[Data entries]
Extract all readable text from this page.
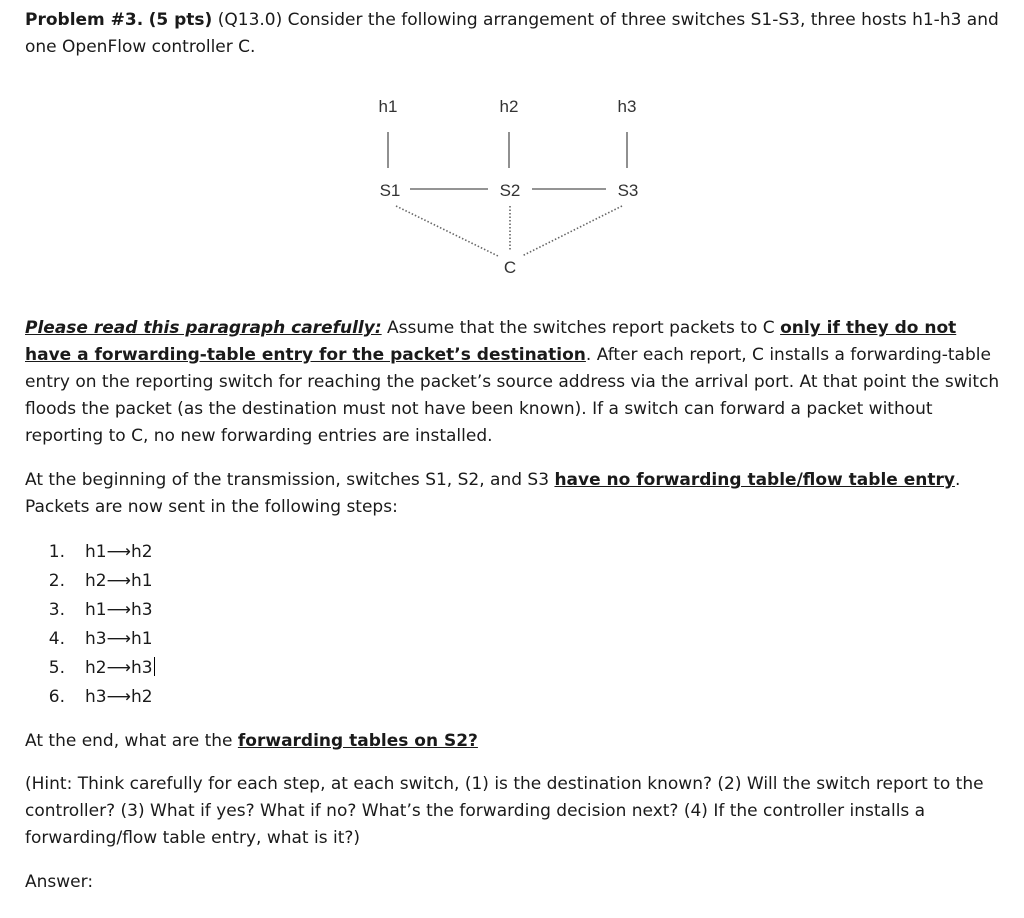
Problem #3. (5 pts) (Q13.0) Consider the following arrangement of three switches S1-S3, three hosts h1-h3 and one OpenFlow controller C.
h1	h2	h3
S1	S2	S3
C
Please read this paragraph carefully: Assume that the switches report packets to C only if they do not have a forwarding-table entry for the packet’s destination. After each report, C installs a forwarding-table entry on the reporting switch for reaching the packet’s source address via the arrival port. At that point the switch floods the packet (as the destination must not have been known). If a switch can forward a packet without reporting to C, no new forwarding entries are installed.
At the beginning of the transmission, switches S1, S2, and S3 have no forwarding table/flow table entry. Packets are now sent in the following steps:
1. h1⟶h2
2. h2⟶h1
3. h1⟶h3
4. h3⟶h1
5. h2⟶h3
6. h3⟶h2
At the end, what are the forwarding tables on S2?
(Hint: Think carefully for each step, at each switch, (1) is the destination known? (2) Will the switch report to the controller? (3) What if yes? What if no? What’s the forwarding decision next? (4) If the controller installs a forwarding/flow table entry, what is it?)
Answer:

## Exercise prompt
Copy out the whole listing exactly, and don't carry over any pictures.

## Reply to the exercise
Extract all readable text from this page.
Problem #3. (5 pts) (Q13.0) Consider the following arrangement of three switches S1-S3, three hosts h1-h3 and one OpenFlow controller C.
h1	h2	h3
S1	S2	S3
C
Please read this paragraph carefully: Assume that the switches report packets to C only if they do not have a forwarding-table entry for the packet’s destination. After each report, C installs a forwarding-table entry on the reporting switch for reaching the packet’s source address via the arrival port. At that point the switch floods the packet (as the destination must not have been known). If a switch can forward a packet without reporting to C, no new forwarding entries are installed.
At the beginning of the transmission, switches S1, S2, and S3 have no forwarding table/flow table entry. Packets are now sent in the following steps:
1. h1⟶h2
2. h2⟶h1
3. h1⟶h3
4. h3⟶h1
5. h2⟶h3
6. h3⟶h2
At the end, what are the forwarding tables on S2?
(Hint: Think carefully for each step, at each switch, (1) is the destination known? (2) Will the switch report to the controller? (3) What if yes? What if no? What’s the forwarding decision next? (4) If the controller installs a forwarding/flow table entry, what is it?)
Answer:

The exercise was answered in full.